EXERCISE MATERIAL:
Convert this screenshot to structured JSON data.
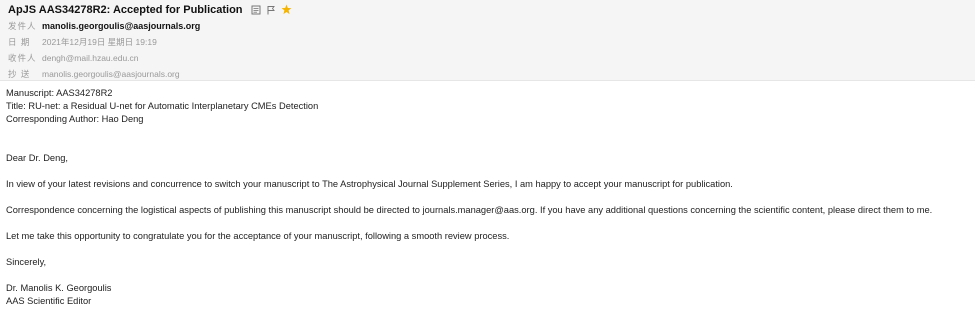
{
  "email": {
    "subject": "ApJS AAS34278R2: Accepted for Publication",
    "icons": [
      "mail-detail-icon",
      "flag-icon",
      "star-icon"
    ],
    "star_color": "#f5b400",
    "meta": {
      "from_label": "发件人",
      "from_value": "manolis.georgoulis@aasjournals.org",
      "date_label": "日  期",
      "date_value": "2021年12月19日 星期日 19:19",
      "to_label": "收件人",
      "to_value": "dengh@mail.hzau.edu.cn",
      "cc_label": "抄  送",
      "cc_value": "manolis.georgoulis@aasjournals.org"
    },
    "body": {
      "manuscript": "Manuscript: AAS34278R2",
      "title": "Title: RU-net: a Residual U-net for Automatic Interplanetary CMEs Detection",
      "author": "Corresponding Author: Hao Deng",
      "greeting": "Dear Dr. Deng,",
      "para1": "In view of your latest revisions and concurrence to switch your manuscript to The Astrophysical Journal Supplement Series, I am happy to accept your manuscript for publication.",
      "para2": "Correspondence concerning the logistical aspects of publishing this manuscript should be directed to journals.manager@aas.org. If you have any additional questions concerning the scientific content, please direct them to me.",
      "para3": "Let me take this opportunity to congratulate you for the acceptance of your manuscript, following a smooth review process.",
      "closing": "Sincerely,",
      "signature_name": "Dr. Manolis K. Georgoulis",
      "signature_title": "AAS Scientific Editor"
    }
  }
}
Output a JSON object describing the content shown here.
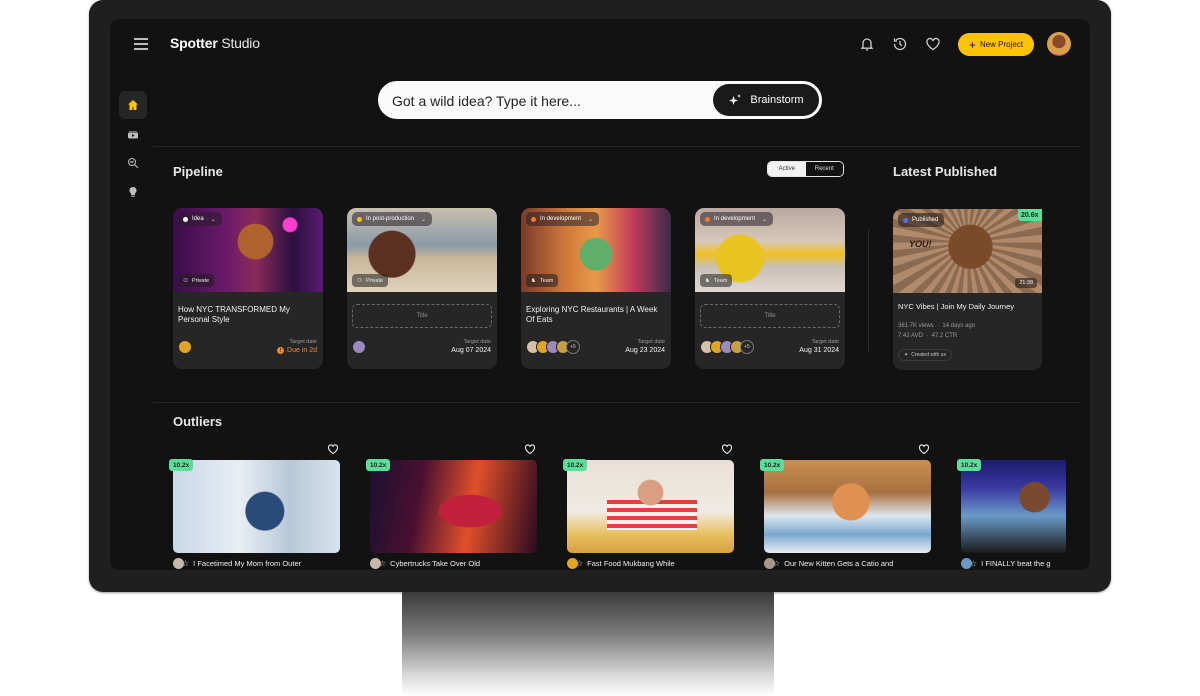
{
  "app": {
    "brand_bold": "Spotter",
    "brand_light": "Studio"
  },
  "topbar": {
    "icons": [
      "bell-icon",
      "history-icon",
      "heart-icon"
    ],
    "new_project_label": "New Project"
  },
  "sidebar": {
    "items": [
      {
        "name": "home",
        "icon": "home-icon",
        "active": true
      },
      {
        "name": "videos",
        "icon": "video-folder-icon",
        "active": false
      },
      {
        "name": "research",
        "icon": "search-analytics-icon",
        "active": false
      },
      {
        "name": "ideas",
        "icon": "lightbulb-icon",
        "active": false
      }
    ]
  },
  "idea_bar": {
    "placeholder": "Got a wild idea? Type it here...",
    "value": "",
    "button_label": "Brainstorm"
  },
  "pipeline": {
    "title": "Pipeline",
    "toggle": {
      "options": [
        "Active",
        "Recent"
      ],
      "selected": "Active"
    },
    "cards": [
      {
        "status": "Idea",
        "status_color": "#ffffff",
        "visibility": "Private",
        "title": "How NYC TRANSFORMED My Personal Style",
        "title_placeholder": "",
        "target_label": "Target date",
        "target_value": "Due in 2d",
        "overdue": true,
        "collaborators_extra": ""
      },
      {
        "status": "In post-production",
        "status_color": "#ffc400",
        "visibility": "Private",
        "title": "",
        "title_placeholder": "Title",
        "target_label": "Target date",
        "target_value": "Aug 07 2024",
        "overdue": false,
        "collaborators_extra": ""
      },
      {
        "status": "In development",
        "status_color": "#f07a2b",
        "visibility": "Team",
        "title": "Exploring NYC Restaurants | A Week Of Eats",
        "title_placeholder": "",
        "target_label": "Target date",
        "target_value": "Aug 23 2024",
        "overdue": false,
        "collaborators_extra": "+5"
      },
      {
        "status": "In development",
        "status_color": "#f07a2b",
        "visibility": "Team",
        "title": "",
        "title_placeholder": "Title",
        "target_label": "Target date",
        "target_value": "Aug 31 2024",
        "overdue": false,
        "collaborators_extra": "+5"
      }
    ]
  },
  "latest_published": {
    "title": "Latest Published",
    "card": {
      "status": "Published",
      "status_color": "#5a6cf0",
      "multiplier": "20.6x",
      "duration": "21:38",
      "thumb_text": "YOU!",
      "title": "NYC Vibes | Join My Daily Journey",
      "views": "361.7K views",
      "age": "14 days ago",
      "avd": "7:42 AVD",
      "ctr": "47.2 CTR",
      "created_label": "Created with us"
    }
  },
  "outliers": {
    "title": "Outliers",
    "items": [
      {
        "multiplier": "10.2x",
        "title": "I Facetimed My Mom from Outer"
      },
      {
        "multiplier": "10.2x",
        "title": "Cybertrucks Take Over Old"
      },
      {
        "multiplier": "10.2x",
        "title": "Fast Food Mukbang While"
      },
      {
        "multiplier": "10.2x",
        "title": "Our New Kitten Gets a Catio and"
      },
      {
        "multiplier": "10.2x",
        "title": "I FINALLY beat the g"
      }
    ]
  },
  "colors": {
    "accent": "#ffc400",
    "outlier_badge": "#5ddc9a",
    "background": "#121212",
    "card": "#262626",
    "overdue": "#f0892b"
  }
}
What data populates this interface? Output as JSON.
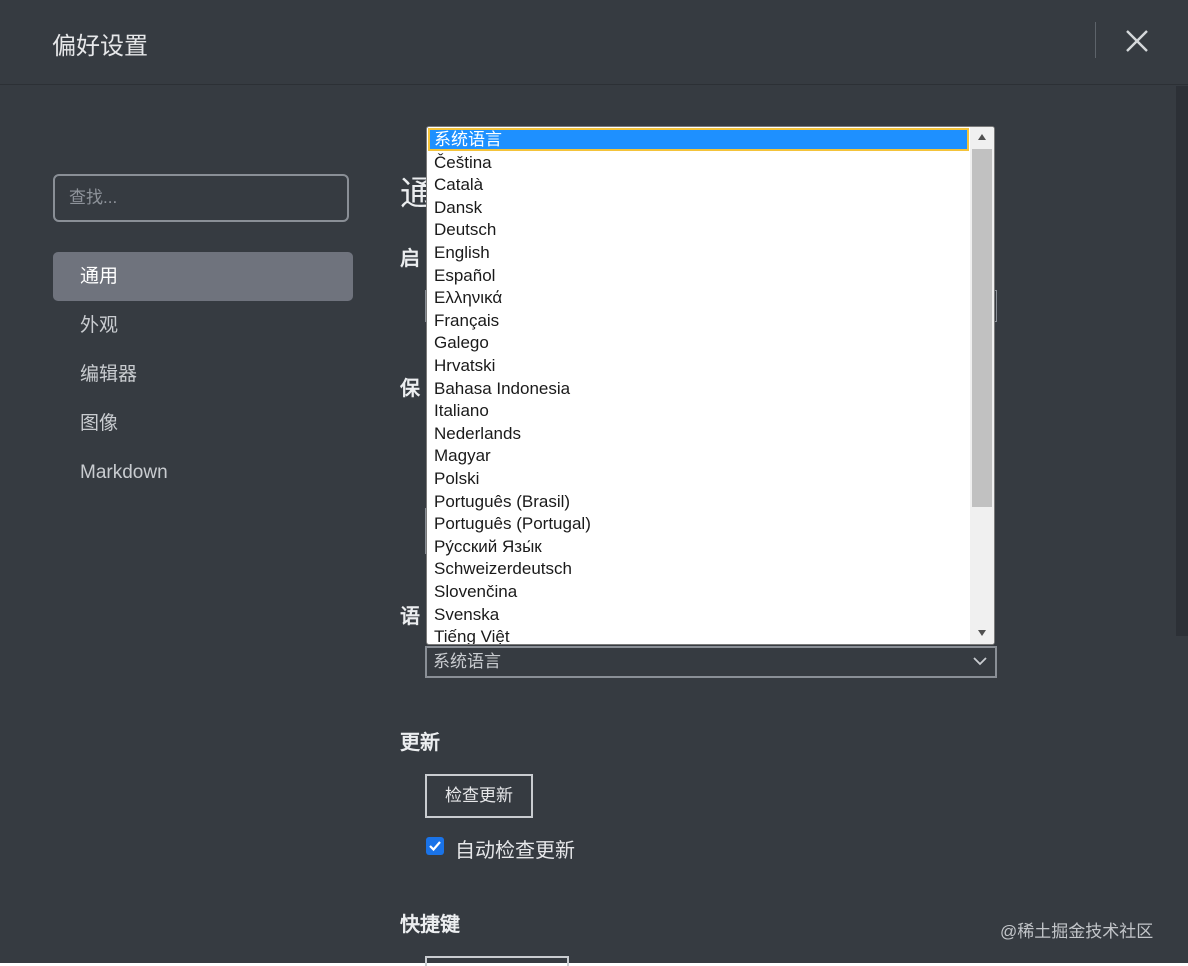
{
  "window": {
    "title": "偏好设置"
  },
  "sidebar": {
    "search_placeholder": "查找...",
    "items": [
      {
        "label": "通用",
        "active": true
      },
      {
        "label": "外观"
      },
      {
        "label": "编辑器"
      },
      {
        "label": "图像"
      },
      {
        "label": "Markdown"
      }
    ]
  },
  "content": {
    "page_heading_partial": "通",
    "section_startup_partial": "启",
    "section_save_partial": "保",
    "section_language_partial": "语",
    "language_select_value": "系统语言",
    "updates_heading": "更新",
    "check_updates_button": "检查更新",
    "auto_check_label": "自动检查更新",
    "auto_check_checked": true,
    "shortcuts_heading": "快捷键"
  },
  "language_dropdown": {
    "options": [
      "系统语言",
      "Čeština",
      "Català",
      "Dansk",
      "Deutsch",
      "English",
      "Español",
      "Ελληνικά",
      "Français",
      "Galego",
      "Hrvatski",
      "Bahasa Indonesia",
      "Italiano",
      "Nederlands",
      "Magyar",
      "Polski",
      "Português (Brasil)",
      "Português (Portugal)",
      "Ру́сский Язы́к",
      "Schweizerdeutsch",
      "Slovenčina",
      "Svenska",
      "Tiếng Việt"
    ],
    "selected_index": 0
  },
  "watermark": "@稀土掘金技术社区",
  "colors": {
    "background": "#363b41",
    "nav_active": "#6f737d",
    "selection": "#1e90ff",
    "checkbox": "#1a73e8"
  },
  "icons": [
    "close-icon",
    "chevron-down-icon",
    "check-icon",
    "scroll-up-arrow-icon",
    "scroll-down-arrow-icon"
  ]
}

EXERCISE BRIEF:
Omit every image. Quote each record exactly.

FINISHED TASK:
Convert this screenshot to structured JSON data.
{
  "email": {
    "subject": "ApJS AAS34278R2: Accepted for Publication",
    "icons": [
      "mail-detail-icon",
      "flag-icon",
      "star-icon"
    ],
    "star_color": "#f5b400",
    "meta": {
      "from_label": "发件人",
      "from_value": "manolis.georgoulis@aasjournals.org",
      "date_label": "日  期",
      "date_value": "2021年12月19日 星期日 19:19",
      "to_label": "收件人",
      "to_value": "dengh@mail.hzau.edu.cn",
      "cc_label": "抄  送",
      "cc_value": "manolis.georgoulis@aasjournals.org"
    },
    "body": {
      "manuscript": "Manuscript: AAS34278R2",
      "title": "Title: RU-net: a Residual U-net for Automatic Interplanetary CMEs Detection",
      "author": "Corresponding Author: Hao Deng",
      "greeting": "Dear Dr. Deng,",
      "para1": "In view of your latest revisions and concurrence to switch your manuscript to The Astrophysical Journal Supplement Series, I am happy to accept your manuscript for publication.",
      "para2": "Correspondence concerning the logistical aspects of publishing this manuscript should be directed to journals.manager@aas.org. If you have any additional questions concerning the scientific content, please direct them to me.",
      "para3": "Let me take this opportunity to congratulate you for the acceptance of your manuscript, following a smooth review process.",
      "closing": "Sincerely,",
      "signature_name": "Dr. Manolis K. Georgoulis",
      "signature_title": "AAS Scientific Editor"
    }
  }
}
Output a JSON object describing the content shown here.
{
  "app": {
    "brand_bold": "Spotter",
    "brand_light": "Studio"
  },
  "topbar": {
    "icons": [
      "bell-icon",
      "history-icon",
      "heart-icon"
    ],
    "new_project_label": "New Project"
  },
  "sidebar": {
    "items": [
      {
        "name": "home",
        "icon": "home-icon",
        "active": true
      },
      {
        "name": "videos",
        "icon": "video-folder-icon",
        "active": false
      },
      {
        "name": "research",
        "icon": "search-analytics-icon",
        "active": false
      },
      {
        "name": "ideas",
        "icon": "lightbulb-icon",
        "active": false
      }
    ]
  },
  "idea_bar": {
    "placeholder": "Got a wild idea? Type it here...",
    "value": "",
    "button_label": "Brainstorm"
  },
  "pipeline": {
    "title": "Pipeline",
    "toggle": {
      "options": [
        "Active",
        "Recent"
      ],
      "selected": "Active"
    },
    "cards": [
      {
        "status": "Idea",
        "status_color": "#ffffff",
        "visibility": "Private",
        "title": "How NYC TRANSFORMED My Personal Style",
        "title_placeholder": "",
        "target_label": "Target date",
        "target_value": "Due in 2d",
        "overdue": true,
        "collaborators_extra": ""
      },
      {
        "status": "In post-production",
        "status_color": "#ffc400",
        "visibility": "Private",
        "title": "",
        "title_placeholder": "Title",
        "target_label": "Target date",
        "target_value": "Aug 07 2024",
        "overdue": false,
        "collaborators_extra": ""
      },
      {
        "status": "In development",
        "status_color": "#f07a2b",
        "visibility": "Team",
        "title": "Exploring NYC Restaurants | A Week Of Eats",
        "title_placeholder": "",
        "target_label": "Target date",
        "target_value": "Aug 23 2024",
        "overdue": false,
        "collaborators_extra": "+5"
      },
      {
        "status": "In development",
        "status_color": "#f07a2b",
        "visibility": "Team",
        "title": "",
        "title_placeholder": "Title",
        "target_label": "Target date",
        "target_value": "Aug 31 2024",
        "overdue": false,
        "collaborators_extra": "+5"
      }
    ]
  },
  "latest_published": {
    "title": "Latest Published",
    "card": {
      "status": "Published",
      "status_color": "#5a6cf0",
      "multiplier": "20.6x",
      "duration": "21:38",
      "thumb_text": "YOU!",
      "title": "NYC Vibes | Join My Daily Journey",
      "views": "361.7K views",
      "age": "14 days ago",
      "avd": "7:42 AVD",
      "ctr": "47.2 CTR",
      "created_label": "Created with us"
    }
  },
  "outliers": {
    "title": "Outliers",
    "items": [
      {
        "multiplier": "10.2x",
        "title": "I Facetimed My Mom from Outer"
      },
      {
        "multiplier": "10.2x",
        "title": "Cybertrucks Take Over Old"
      },
      {
        "multiplier": "10.2x",
        "title": "Fast Food Mukbang While"
      },
      {
        "multiplier": "10.2x",
        "title": "Our New Kitten Gets a Catio and"
      },
      {
        "multiplier": "10.2x",
        "title": "I FINALLY beat the g"
      }
    ]
  },
  "colors": {
    "accent": "#ffc400",
    "outlier_badge": "#5ddc9a",
    "background": "#121212",
    "card": "#262626",
    "overdue": "#f0892b"
  }
}
What data populates this interface? Output as JSON.
{
  "window": {
    "title": "偏好设置"
  },
  "sidebar": {
    "search_placeholder": "查找...",
    "items": [
      {
        "label": "通用",
        "active": true
      },
      {
        "label": "外观"
      },
      {
        "label": "编辑器"
      },
      {
        "label": "图像"
      },
      {
        "label": "Markdown"
      }
    ]
  },
  "content": {
    "page_heading_partial": "通",
    "section_startup_partial": "启",
    "section_save_partial": "保",
    "section_language_partial": "语",
    "language_select_value": "系统语言",
    "updates_heading": "更新",
    "check_updates_button": "检查更新",
    "auto_check_label": "自动检查更新",
    "auto_check_checked": true,
    "shortcuts_heading": "快捷键"
  },
  "language_dropdown": {
    "options": [
      "系统语言",
      "Čeština",
      "Català",
      "Dansk",
      "Deutsch",
      "English",
      "Español",
      "Ελληνικά",
      "Français",
      "Galego",
      "Hrvatski",
      "Bahasa Indonesia",
      "Italiano",
      "Nederlands",
      "Magyar",
      "Polski",
      "Português (Brasil)",
      "Português (Portugal)",
      "Ру́сский Язы́к",
      "Schweizerdeutsch",
      "Slovenčina",
      "Svenska",
      "Tiếng Việt"
    ],
    "selected_index": 0
  },
  "watermark": "@稀土掘金技术社区",
  "colors": {
    "background": "#363b41",
    "nav_active": "#6f737d",
    "selection": "#1e90ff",
    "checkbox": "#1a73e8"
  },
  "icons": [
    "close-icon",
    "chevron-down-icon",
    "check-icon",
    "scroll-up-arrow-icon",
    "scroll-down-arrow-icon"
  ]
}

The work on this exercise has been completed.